◆ SHORT EXERCISE ◆
Output every line of the data exactly as it appears.

◆ GIVEN DATA ◆

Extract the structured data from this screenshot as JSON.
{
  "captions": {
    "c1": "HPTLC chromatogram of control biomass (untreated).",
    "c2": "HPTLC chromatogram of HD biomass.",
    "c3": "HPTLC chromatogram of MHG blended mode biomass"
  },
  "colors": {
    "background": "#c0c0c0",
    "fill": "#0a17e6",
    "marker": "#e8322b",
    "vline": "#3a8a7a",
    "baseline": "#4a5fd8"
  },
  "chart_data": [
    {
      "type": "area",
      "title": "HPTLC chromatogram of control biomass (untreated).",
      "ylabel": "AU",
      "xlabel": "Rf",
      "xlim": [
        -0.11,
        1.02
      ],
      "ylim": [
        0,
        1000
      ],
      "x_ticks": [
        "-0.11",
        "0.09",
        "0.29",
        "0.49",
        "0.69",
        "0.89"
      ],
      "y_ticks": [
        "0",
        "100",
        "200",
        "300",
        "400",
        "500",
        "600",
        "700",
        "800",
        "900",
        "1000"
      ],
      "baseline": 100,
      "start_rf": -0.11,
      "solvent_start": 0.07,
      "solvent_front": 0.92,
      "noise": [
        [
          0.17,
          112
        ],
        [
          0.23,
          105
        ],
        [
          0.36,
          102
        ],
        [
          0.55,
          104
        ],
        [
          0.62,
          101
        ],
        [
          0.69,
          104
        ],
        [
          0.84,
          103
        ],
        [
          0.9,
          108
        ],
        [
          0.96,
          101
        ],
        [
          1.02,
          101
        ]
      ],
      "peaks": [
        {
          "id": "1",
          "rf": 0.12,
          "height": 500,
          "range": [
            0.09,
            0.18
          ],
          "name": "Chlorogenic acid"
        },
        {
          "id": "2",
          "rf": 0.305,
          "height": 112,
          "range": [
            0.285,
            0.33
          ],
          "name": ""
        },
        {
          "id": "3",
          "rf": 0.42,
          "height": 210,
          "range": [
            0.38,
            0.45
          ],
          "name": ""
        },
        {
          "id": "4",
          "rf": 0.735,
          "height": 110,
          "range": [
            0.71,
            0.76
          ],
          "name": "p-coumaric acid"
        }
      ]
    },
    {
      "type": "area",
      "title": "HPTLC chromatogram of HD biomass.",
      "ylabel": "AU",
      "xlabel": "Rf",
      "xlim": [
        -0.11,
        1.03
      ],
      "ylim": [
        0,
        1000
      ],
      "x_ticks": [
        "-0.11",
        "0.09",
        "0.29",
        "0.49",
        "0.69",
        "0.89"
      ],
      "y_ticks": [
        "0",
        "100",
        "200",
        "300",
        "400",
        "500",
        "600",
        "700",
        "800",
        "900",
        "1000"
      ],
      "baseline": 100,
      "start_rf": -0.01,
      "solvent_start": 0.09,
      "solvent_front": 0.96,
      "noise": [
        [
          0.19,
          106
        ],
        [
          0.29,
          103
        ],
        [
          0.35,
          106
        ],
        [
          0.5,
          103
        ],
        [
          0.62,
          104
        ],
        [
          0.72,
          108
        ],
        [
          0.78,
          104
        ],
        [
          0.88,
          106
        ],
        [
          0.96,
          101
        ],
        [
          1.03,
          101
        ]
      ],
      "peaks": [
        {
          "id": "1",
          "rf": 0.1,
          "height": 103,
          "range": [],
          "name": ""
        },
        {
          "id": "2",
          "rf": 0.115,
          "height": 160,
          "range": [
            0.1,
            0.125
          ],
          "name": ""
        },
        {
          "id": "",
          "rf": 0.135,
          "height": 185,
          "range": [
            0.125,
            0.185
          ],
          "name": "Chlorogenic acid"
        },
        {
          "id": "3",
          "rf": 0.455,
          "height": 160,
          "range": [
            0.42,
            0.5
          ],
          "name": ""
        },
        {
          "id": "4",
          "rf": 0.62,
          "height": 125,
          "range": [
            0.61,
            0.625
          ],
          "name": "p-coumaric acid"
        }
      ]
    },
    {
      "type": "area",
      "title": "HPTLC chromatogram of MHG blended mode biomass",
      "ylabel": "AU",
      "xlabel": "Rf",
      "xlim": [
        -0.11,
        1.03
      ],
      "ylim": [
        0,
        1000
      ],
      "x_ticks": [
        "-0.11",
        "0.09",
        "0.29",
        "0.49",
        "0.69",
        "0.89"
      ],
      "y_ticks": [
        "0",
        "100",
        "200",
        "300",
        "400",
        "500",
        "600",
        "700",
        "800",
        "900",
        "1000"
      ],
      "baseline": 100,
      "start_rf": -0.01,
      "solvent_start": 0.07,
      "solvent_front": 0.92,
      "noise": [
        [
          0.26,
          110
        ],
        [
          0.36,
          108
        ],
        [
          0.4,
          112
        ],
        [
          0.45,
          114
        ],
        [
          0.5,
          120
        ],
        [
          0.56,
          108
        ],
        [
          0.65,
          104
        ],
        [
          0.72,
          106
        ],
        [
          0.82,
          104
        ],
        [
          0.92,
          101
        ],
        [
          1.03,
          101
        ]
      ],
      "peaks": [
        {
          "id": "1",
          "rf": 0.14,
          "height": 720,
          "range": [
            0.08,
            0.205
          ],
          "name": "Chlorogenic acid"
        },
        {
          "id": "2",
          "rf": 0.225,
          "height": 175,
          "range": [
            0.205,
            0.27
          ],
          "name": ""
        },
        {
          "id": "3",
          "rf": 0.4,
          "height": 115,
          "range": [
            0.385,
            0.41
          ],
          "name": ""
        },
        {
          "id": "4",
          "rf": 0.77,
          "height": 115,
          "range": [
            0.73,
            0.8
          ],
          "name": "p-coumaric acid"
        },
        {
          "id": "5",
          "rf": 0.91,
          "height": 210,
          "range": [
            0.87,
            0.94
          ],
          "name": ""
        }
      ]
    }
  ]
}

◆ SOLUTION TO THIS TASK ◆
Extract the structured data from this screenshot as JSON.
{
  "captions": {
    "c1": "HPTLC chromatogram of control biomass (untreated).",
    "c2": "HPTLC chromatogram of HD biomass.",
    "c3": "HPTLC chromatogram of MHG blended mode biomass"
  },
  "colors": {
    "background": "#c0c0c0",
    "fill": "#0a17e6",
    "marker": "#e8322b",
    "vline": "#3a8a7a",
    "baseline": "#4a5fd8"
  },
  "chart_data": [
    {
      "type": "area",
      "title": "HPTLC chromatogram of control biomass (untreated).",
      "ylabel": "AU",
      "xlabel": "Rf",
      "xlim": [
        -0.11,
        1.02
      ],
      "ylim": [
        0,
        1000
      ],
      "x_ticks": [
        "-0.11",
        "0.09",
        "0.29",
        "0.49",
        "0.69",
        "0.89"
      ],
      "y_ticks": [
        "0",
        "100",
        "200",
        "300",
        "400",
        "500",
        "600",
        "700",
        "800",
        "900",
        "1000"
      ],
      "baseline": 100,
      "start_rf": -0.11,
      "solvent_start": 0.07,
      "solvent_front": 0.92,
      "noise": [
        [
          0.17,
          112
        ],
        [
          0.23,
          105
        ],
        [
          0.36,
          102
        ],
        [
          0.55,
          104
        ],
        [
          0.62,
          101
        ],
        [
          0.69,
          104
        ],
        [
          0.84,
          103
        ],
        [
          0.9,
          108
        ],
        [
          0.96,
          101
        ],
        [
          1.02,
          101
        ]
      ],
      "peaks": [
        {
          "id": "1",
          "rf": 0.12,
          "height": 500,
          "range": [
            0.09,
            0.18
          ],
          "name": "Chlorogenic acid"
        },
        {
          "id": "2",
          "rf": 0.305,
          "height": 112,
          "range": [
            0.285,
            0.33
          ],
          "name": ""
        },
        {
          "id": "3",
          "rf": 0.42,
          "height": 210,
          "range": [
            0.38,
            0.45
          ],
          "name": ""
        },
        {
          "id": "4",
          "rf": 0.735,
          "height": 110,
          "range": [
            0.71,
            0.76
          ],
          "name": "p-coumaric acid"
        }
      ]
    },
    {
      "type": "area",
      "title": "HPTLC chromatogram of HD biomass.",
      "ylabel": "AU",
      "xlabel": "Rf",
      "xlim": [
        -0.11,
        1.03
      ],
      "ylim": [
        0,
        1000
      ],
      "x_ticks": [
        "-0.11",
        "0.09",
        "0.29",
        "0.49",
        "0.69",
        "0.89"
      ],
      "y_ticks": [
        "0",
        "100",
        "200",
        "300",
        "400",
        "500",
        "600",
        "700",
        "800",
        "900",
        "1000"
      ],
      "baseline": 100,
      "start_rf": -0.01,
      "solvent_start": 0.09,
      "solvent_front": 0.96,
      "noise": [
        [
          0.19,
          106
        ],
        [
          0.29,
          103
        ],
        [
          0.35,
          106
        ],
        [
          0.5,
          103
        ],
        [
          0.62,
          104
        ],
        [
          0.72,
          108
        ],
        [
          0.78,
          104
        ],
        [
          0.88,
          106
        ],
        [
          0.96,
          101
        ],
        [
          1.03,
          101
        ]
      ],
      "peaks": [
        {
          "id": "1",
          "rf": 0.1,
          "height": 103,
          "range": [],
          "name": ""
        },
        {
          "id": "2",
          "rf": 0.115,
          "height": 160,
          "range": [
            0.1,
            0.125
          ],
          "name": ""
        },
        {
          "id": "",
          "rf": 0.135,
          "height": 185,
          "range": [
            0.125,
            0.185
          ],
          "name": "Chlorogenic acid"
        },
        {
          "id": "3",
          "rf": 0.455,
          "height": 160,
          "range": [
            0.42,
            0.5
          ],
          "name": ""
        },
        {
          "id": "4",
          "rf": 0.62,
          "height": 125,
          "range": [
            0.61,
            0.625
          ],
          "name": "p-coumaric acid"
        }
      ]
    },
    {
      "type": "area",
      "title": "HPTLC chromatogram of MHG blended mode biomass",
      "ylabel": "AU",
      "xlabel": "Rf",
      "xlim": [
        -0.11,
        1.03
      ],
      "ylim": [
        0,
        1000
      ],
      "x_ticks": [
        "-0.11",
        "0.09",
        "0.29",
        "0.49",
        "0.69",
        "0.89"
      ],
      "y_ticks": [
        "0",
        "100",
        "200",
        "300",
        "400",
        "500",
        "600",
        "700",
        "800",
        "900",
        "1000"
      ],
      "baseline": 100,
      "start_rf": -0.01,
      "solvent_start": 0.07,
      "solvent_front": 0.92,
      "noise": [
        [
          0.26,
          110
        ],
        [
          0.36,
          108
        ],
        [
          0.4,
          112
        ],
        [
          0.45,
          114
        ],
        [
          0.5,
          120
        ],
        [
          0.56,
          108
        ],
        [
          0.65,
          104
        ],
        [
          0.72,
          106
        ],
        [
          0.82,
          104
        ],
        [
          0.92,
          101
        ],
        [
          1.03,
          101
        ]
      ],
      "peaks": [
        {
          "id": "1",
          "rf": 0.14,
          "height": 720,
          "range": [
            0.08,
            0.205
          ],
          "name": "Chlorogenic acid"
        },
        {
          "id": "2",
          "rf": 0.225,
          "height": 175,
          "range": [
            0.205,
            0.27
          ],
          "name": ""
        },
        {
          "id": "3",
          "rf": 0.4,
          "height": 115,
          "range": [
            0.385,
            0.41
          ],
          "name": ""
        },
        {
          "id": "4",
          "rf": 0.77,
          "height": 115,
          "range": [
            0.73,
            0.8
          ],
          "name": "p-coumaric acid"
        },
        {
          "id": "5",
          "rf": 0.91,
          "height": 210,
          "range": [
            0.87,
            0.94
          ],
          "name": ""
        }
      ]
    }
  ]
}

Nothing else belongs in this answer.